■ **Material shown**
§

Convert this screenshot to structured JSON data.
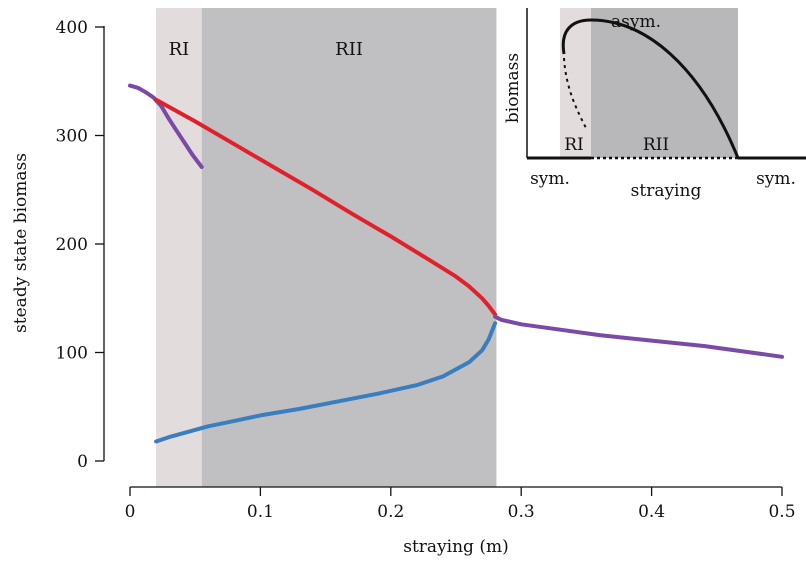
{
  "chart_data": {
    "type": "line",
    "xlabel": "straying (m)",
    "ylabel": "steady state biomass",
    "xlim": [
      -0.02,
      0.51
    ],
    "ylim": [
      -15,
      405
    ],
    "x_ticks": [
      0,
      0.1,
      0.2,
      0.3,
      0.4,
      0.5
    ],
    "x_tick_labels": [
      "0",
      "0.1",
      "0.2",
      "0.3",
      "0.4",
      "0.5"
    ],
    "y_ticks": [
      0,
      100,
      200,
      300,
      400
    ],
    "y_tick_labels": [
      "0",
      "100",
      "200",
      "300",
      "400"
    ],
    "grid": false,
    "regions": [
      {
        "label": "RI",
        "x_start": 0.02,
        "x_end": 0.055,
        "color": "#e3dcdc"
      },
      {
        "label": "RII",
        "x_start": 0.055,
        "x_end": 0.281,
        "color": "#c0c0c2"
      }
    ],
    "series": [
      {
        "color": "#7b4aa6",
        "points": [
          [
            0.0,
            346
          ],
          [
            0.006,
            344
          ],
          [
            0.012,
            340
          ],
          [
            0.018,
            335
          ],
          [
            0.024,
            327
          ],
          [
            0.03,
            315
          ],
          [
            0.036,
            304
          ],
          [
            0.042,
            293
          ],
          [
            0.048,
            282
          ],
          [
            0.055,
            271
          ]
        ]
      },
      {
        "color": "#e0212b",
        "points": [
          [
            0.02,
            333
          ],
          [
            0.05,
            313
          ],
          [
            0.08,
            292
          ],
          [
            0.11,
            271
          ],
          [
            0.14,
            250
          ],
          [
            0.17,
            228
          ],
          [
            0.2,
            207
          ],
          [
            0.23,
            185
          ],
          [
            0.25,
            170
          ],
          [
            0.26,
            161
          ],
          [
            0.27,
            150
          ],
          [
            0.275,
            143
          ],
          [
            0.28,
            135
          ]
        ]
      },
      {
        "color": "#3a7ebf",
        "points": [
          [
            0.02,
            18
          ],
          [
            0.03,
            22
          ],
          [
            0.045,
            27
          ],
          [
            0.06,
            32
          ],
          [
            0.08,
            37
          ],
          [
            0.1,
            42
          ],
          [
            0.13,
            48
          ],
          [
            0.16,
            55
          ],
          [
            0.19,
            62
          ],
          [
            0.22,
            70
          ],
          [
            0.24,
            78
          ],
          [
            0.26,
            91
          ],
          [
            0.27,
            102
          ],
          [
            0.275,
            112
          ],
          [
            0.28,
            127
          ]
        ]
      },
      {
        "color": "#7b4aa6",
        "points": [
          [
            0.28,
            133
          ],
          [
            0.285,
            130
          ],
          [
            0.3,
            126
          ],
          [
            0.33,
            121
          ],
          [
            0.36,
            116
          ],
          [
            0.4,
            111
          ],
          [
            0.44,
            106
          ],
          [
            0.47,
            101
          ],
          [
            0.5,
            96
          ]
        ]
      }
    ],
    "inset": {
      "ylabel": "biomass",
      "xlabel": "straying",
      "left_label": "sym.",
      "right_label": "sym.",
      "top_label": "asym.",
      "region_labels": [
        "RI",
        "RII"
      ]
    }
  }
}
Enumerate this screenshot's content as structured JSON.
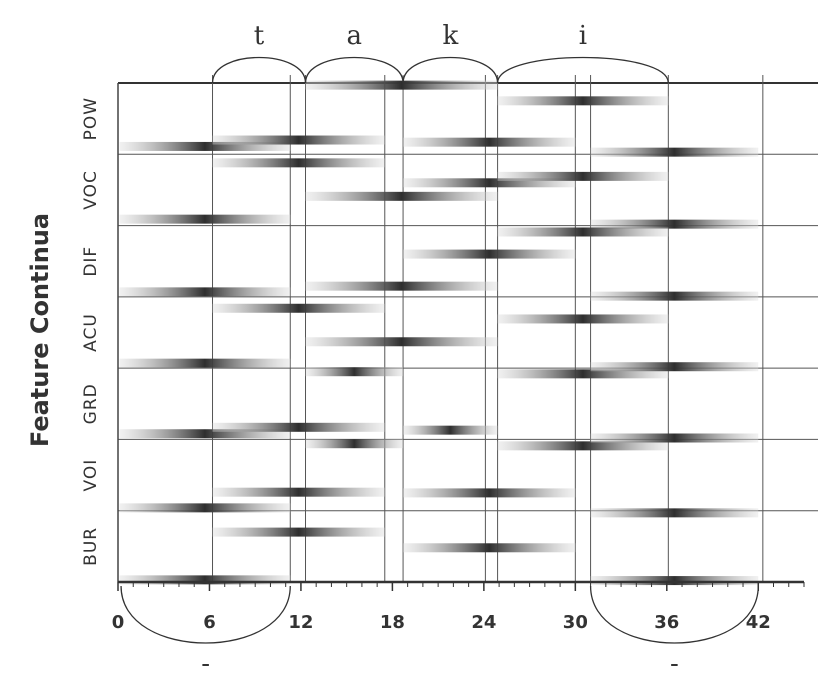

§

In the entries above, find every line with the word "screenshot" and list it.

Convert this screenshot to structured JSON data.
Enumerate this screenshot's content as structured JSON.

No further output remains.